Write out all the data again, exactly as it stands.

Records from a collection of figures:
———

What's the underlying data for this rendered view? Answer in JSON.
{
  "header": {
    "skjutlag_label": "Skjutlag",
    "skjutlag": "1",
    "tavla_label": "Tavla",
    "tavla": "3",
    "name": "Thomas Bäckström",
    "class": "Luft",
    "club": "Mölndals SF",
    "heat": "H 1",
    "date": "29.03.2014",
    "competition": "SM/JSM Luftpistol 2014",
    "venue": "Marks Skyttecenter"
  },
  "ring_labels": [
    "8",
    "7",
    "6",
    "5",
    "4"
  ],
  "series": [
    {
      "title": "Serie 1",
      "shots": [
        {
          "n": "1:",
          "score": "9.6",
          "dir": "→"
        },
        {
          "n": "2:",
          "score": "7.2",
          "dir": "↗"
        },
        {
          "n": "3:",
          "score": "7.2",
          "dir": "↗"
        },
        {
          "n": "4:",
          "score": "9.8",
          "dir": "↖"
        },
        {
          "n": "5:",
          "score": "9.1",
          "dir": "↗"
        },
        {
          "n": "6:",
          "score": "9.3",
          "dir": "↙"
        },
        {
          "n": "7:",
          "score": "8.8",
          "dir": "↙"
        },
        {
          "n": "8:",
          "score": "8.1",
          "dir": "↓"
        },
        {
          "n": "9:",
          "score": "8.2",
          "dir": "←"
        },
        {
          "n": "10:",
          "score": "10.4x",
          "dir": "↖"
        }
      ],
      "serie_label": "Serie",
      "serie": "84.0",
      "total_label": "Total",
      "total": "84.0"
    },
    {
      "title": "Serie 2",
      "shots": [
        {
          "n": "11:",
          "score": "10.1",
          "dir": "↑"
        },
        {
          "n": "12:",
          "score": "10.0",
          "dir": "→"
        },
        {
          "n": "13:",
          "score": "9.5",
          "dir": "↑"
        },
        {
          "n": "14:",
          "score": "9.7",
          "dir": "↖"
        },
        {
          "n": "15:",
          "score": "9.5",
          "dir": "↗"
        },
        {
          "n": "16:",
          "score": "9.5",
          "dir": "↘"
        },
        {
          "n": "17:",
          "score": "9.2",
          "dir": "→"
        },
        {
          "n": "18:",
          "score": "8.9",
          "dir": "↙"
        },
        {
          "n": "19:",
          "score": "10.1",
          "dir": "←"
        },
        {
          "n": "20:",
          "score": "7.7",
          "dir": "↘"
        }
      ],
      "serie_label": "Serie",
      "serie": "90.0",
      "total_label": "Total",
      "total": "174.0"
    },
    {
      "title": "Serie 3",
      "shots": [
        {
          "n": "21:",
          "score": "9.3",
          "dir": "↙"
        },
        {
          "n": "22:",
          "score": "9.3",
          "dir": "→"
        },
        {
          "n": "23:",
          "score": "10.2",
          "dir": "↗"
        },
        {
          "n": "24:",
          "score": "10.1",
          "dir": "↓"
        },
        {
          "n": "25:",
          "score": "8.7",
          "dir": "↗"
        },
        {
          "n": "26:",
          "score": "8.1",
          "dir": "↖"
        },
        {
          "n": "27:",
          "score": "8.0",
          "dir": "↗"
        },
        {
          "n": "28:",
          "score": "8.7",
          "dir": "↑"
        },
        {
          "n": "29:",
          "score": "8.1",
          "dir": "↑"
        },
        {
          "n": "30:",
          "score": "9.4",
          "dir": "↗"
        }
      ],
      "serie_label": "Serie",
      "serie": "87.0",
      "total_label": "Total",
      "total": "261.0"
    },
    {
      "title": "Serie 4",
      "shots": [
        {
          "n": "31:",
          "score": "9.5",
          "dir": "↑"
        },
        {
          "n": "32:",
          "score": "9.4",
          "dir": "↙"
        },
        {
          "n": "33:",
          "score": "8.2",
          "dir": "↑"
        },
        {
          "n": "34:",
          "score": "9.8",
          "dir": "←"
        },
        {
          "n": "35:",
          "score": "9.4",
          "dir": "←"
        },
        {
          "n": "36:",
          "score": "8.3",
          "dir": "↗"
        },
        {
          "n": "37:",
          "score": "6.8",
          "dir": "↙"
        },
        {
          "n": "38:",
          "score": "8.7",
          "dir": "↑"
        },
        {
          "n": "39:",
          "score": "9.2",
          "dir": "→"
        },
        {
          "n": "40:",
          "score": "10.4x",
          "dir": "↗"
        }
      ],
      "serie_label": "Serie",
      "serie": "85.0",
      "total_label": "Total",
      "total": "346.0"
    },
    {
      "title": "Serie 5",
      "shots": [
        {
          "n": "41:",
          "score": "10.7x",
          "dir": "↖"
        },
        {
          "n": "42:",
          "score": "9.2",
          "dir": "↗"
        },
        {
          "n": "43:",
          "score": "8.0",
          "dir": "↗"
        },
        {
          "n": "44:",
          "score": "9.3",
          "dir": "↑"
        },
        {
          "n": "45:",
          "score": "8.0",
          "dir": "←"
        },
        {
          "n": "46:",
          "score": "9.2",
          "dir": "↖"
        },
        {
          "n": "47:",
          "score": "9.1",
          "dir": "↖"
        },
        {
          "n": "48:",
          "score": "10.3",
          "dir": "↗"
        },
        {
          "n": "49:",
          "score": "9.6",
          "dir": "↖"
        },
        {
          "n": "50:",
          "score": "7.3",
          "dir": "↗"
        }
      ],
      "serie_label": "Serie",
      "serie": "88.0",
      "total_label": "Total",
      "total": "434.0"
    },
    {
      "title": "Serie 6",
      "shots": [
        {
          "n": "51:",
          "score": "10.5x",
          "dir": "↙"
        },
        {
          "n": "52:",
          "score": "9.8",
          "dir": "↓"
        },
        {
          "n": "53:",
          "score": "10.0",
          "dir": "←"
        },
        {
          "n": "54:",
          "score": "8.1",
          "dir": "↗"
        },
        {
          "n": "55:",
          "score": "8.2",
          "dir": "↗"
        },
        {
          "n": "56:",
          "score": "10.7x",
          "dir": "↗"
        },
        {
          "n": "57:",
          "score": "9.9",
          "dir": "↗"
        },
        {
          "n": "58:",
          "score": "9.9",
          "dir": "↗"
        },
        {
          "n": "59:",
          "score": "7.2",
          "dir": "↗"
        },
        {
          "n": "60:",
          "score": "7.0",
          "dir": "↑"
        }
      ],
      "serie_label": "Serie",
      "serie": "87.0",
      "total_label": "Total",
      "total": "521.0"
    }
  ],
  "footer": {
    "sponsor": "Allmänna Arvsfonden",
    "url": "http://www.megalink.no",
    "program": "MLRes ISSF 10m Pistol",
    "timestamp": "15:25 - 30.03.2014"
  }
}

———

FINISHED TASK:
What's the underlying data for this rendered view? Answer in JSON.
{
  "header": {
    "skjutlag_label": "Skjutlag",
    "skjutlag": "1",
    "tavla_label": "Tavla",
    "tavla": "3",
    "name": "Thomas Bäckström",
    "class": "Luft",
    "club": "Mölndals SF",
    "heat": "H 1",
    "date": "29.03.2014",
    "competition": "SM/JSM Luftpistol 2014",
    "venue": "Marks Skyttecenter"
  },
  "ring_labels": [
    "8",
    "7",
    "6",
    "5",
    "4"
  ],
  "series": [
    {
      "title": "Serie 1",
      "shots": [
        {
          "n": "1:",
          "score": "9.6",
          "dir": "→"
        },
        {
          "n": "2:",
          "score": "7.2",
          "dir": "↗"
        },
        {
          "n": "3:",
          "score": "7.2",
          "dir": "↗"
        },
        {
          "n": "4:",
          "score": "9.8",
          "dir": "↖"
        },
        {
          "n": "5:",
          "score": "9.1",
          "dir": "↗"
        },
        {
          "n": "6:",
          "score": "9.3",
          "dir": "↙"
        },
        {
          "n": "7:",
          "score": "8.8",
          "dir": "↙"
        },
        {
          "n": "8:",
          "score": "8.1",
          "dir": "↓"
        },
        {
          "n": "9:",
          "score": "8.2",
          "dir": "←"
        },
        {
          "n": "10:",
          "score": "10.4x",
          "dir": "↖"
        }
      ],
      "serie_label": "Serie",
      "serie": "84.0",
      "total_label": "Total",
      "total": "84.0"
    },
    {
      "title": "Serie 2",
      "shots": [
        {
          "n": "11:",
          "score": "10.1",
          "dir": "↑"
        },
        {
          "n": "12:",
          "score": "10.0",
          "dir": "→"
        },
        {
          "n": "13:",
          "score": "9.5",
          "dir": "↑"
        },
        {
          "n": "14:",
          "score": "9.7",
          "dir": "↖"
        },
        {
          "n": "15:",
          "score": "9.5",
          "dir": "↗"
        },
        {
          "n": "16:",
          "score": "9.5",
          "dir": "↘"
        },
        {
          "n": "17:",
          "score": "9.2",
          "dir": "→"
        },
        {
          "n": "18:",
          "score": "8.9",
          "dir": "↙"
        },
        {
          "n": "19:",
          "score": "10.1",
          "dir": "←"
        },
        {
          "n": "20:",
          "score": "7.7",
          "dir": "↘"
        }
      ],
      "serie_label": "Serie",
      "serie": "90.0",
      "total_label": "Total",
      "total": "174.0"
    },
    {
      "title": "Serie 3",
      "shots": [
        {
          "n": "21:",
          "score": "9.3",
          "dir": "↙"
        },
        {
          "n": "22:",
          "score": "9.3",
          "dir": "→"
        },
        {
          "n": "23:",
          "score": "10.2",
          "dir": "↗"
        },
        {
          "n": "24:",
          "score": "10.1",
          "dir": "↓"
        },
        {
          "n": "25:",
          "score": "8.7",
          "dir": "↗"
        },
        {
          "n": "26:",
          "score": "8.1",
          "dir": "↖"
        },
        {
          "n": "27:",
          "score": "8.0",
          "dir": "↗"
        },
        {
          "n": "28:",
          "score": "8.7",
          "dir": "↑"
        },
        {
          "n": "29:",
          "score": "8.1",
          "dir": "↑"
        },
        {
          "n": "30:",
          "score": "9.4",
          "dir": "↗"
        }
      ],
      "serie_label": "Serie",
      "serie": "87.0",
      "total_label": "Total",
      "total": "261.0"
    },
    {
      "title": "Serie 4",
      "shots": [
        {
          "n": "31:",
          "score": "9.5",
          "dir": "↑"
        },
        {
          "n": "32:",
          "score": "9.4",
          "dir": "↙"
        },
        {
          "n": "33:",
          "score": "8.2",
          "dir": "↑"
        },
        {
          "n": "34:",
          "score": "9.8",
          "dir": "←"
        },
        {
          "n": "35:",
          "score": "9.4",
          "dir": "←"
        },
        {
          "n": "36:",
          "score": "8.3",
          "dir": "↗"
        },
        {
          "n": "37:",
          "score": "6.8",
          "dir": "↙"
        },
        {
          "n": "38:",
          "score": "8.7",
          "dir": "↑"
        },
        {
          "n": "39:",
          "score": "9.2",
          "dir": "→"
        },
        {
          "n": "40:",
          "score": "10.4x",
          "dir": "↗"
        }
      ],
      "serie_label": "Serie",
      "serie": "85.0",
      "total_label": "Total",
      "total": "346.0"
    },
    {
      "title": "Serie 5",
      "shots": [
        {
          "n": "41:",
          "score": "10.7x",
          "dir": "↖"
        },
        {
          "n": "42:",
          "score": "9.2",
          "dir": "↗"
        },
        {
          "n": "43:",
          "score": "8.0",
          "dir": "↗"
        },
        {
          "n": "44:",
          "score": "9.3",
          "dir": "↑"
        },
        {
          "n": "45:",
          "score": "8.0",
          "dir": "←"
        },
        {
          "n": "46:",
          "score": "9.2",
          "dir": "↖"
        },
        {
          "n": "47:",
          "score": "9.1",
          "dir": "↖"
        },
        {
          "n": "48:",
          "score": "10.3",
          "dir": "↗"
        },
        {
          "n": "49:",
          "score": "9.6",
          "dir": "↖"
        },
        {
          "n": "50:",
          "score": "7.3",
          "dir": "↗"
        }
      ],
      "serie_label": "Serie",
      "serie": "88.0",
      "total_label": "Total",
      "total": "434.0"
    },
    {
      "title": "Serie 6",
      "shots": [
        {
          "n": "51:",
          "score": "10.5x",
          "dir": "↙"
        },
        {
          "n": "52:",
          "score": "9.8",
          "dir": "↓"
        },
        {
          "n": "53:",
          "score": "10.0",
          "dir": "←"
        },
        {
          "n": "54:",
          "score": "8.1",
          "dir": "↗"
        },
        {
          "n": "55:",
          "score": "8.2",
          "dir": "↗"
        },
        {
          "n": "56:",
          "score": "10.7x",
          "dir": "↗"
        },
        {
          "n": "57:",
          "score": "9.9",
          "dir": "↗"
        },
        {
          "n": "58:",
          "score": "9.9",
          "dir": "↗"
        },
        {
          "n": "59:",
          "score": "7.2",
          "dir": "↗"
        },
        {
          "n": "60:",
          "score": "7.0",
          "dir": "↑"
        }
      ],
      "serie_label": "Serie",
      "serie": "87.0",
      "total_label": "Total",
      "total": "521.0"
    }
  ],
  "footer": {
    "sponsor": "Allmänna Arvsfonden",
    "url": "http://www.megalink.no",
    "program": "MLRes ISSF 10m Pistol",
    "timestamp": "15:25 - 30.03.2014"
  }
}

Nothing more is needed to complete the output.